▸ Set exercise
From the entries below, gather every line containing the string "Parse".
* START *
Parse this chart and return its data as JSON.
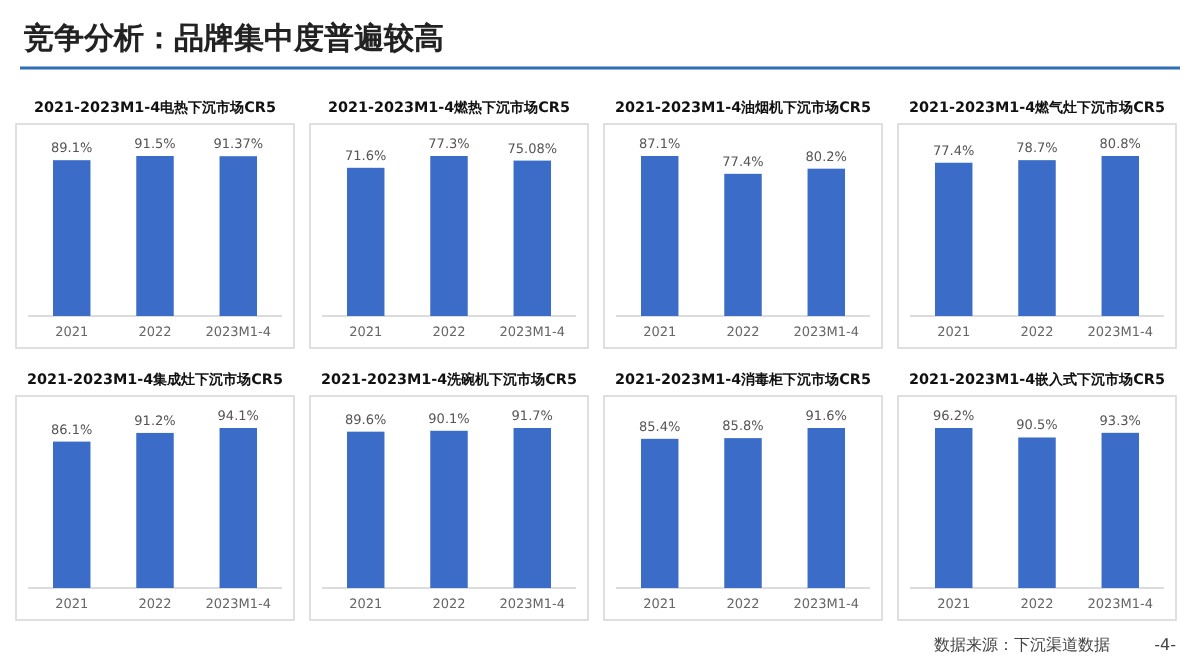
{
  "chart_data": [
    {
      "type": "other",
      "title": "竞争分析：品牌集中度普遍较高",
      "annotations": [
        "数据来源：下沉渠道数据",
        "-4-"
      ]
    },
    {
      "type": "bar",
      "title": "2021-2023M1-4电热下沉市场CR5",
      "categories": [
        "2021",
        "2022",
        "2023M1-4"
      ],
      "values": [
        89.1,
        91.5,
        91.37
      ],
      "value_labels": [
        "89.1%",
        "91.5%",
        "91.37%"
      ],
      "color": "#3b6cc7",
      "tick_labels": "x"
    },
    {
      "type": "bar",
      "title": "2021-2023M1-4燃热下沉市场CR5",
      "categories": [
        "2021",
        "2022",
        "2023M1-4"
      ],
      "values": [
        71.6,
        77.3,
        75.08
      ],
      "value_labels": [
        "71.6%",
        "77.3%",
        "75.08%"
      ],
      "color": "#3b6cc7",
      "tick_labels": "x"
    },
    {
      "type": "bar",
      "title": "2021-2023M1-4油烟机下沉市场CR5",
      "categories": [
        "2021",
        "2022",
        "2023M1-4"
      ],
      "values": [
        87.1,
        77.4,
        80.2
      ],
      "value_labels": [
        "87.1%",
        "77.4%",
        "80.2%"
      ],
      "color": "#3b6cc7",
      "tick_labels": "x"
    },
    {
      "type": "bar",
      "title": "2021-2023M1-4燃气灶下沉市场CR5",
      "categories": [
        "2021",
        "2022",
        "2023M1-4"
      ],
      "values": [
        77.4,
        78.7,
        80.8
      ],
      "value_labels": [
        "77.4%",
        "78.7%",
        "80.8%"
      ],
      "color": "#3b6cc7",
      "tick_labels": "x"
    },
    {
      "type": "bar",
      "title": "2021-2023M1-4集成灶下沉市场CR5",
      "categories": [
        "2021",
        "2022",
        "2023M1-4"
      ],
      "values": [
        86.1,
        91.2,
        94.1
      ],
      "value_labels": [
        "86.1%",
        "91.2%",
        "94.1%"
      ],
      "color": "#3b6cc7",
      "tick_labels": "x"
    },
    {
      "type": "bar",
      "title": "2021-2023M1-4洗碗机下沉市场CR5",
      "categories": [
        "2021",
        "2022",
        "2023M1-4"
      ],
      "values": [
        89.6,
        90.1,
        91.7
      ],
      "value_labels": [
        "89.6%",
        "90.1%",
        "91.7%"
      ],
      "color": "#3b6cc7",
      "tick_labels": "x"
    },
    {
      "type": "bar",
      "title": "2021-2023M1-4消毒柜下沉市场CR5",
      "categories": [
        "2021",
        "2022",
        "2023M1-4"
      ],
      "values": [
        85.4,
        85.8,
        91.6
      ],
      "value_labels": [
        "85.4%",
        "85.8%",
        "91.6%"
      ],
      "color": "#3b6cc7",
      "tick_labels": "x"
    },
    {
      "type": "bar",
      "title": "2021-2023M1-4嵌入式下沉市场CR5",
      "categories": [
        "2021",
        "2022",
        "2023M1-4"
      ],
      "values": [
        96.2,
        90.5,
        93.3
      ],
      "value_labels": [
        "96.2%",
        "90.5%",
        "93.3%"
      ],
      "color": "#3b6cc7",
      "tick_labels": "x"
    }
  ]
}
* END *
* START *
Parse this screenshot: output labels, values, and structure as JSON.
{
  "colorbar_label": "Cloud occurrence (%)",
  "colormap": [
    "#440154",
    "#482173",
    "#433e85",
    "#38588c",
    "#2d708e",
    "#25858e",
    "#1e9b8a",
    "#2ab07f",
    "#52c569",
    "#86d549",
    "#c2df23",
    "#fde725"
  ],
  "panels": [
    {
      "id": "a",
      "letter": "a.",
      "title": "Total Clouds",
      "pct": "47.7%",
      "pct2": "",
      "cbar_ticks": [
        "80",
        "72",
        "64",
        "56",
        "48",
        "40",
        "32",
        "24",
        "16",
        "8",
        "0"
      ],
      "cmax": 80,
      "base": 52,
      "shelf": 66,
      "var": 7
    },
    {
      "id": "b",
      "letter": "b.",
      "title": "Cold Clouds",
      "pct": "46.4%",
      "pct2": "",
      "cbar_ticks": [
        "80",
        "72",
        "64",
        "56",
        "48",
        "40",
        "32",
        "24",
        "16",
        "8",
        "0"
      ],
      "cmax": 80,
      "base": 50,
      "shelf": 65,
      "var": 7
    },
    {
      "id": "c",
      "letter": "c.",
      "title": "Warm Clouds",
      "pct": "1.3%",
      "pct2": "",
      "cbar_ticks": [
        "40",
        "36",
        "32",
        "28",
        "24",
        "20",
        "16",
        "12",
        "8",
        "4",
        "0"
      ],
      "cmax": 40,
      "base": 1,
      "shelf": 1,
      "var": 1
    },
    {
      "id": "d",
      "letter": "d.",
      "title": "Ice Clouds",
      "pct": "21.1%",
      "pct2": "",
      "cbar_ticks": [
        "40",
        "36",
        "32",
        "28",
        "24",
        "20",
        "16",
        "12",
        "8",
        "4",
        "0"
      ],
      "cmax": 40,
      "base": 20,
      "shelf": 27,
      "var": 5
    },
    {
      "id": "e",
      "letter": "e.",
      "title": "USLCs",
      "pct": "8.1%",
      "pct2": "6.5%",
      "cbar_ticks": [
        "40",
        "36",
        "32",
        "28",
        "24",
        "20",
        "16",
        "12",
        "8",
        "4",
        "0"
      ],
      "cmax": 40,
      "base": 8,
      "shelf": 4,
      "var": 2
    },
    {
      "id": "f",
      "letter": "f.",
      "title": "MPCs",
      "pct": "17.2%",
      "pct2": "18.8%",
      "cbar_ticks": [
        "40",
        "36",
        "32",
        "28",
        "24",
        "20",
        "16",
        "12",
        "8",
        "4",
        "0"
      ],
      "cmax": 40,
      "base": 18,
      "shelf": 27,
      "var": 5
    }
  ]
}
* END *
▸ The output
Parse this chart and return its data as JSON.
Parse this screenshot: output labels, values, and structure as JSON.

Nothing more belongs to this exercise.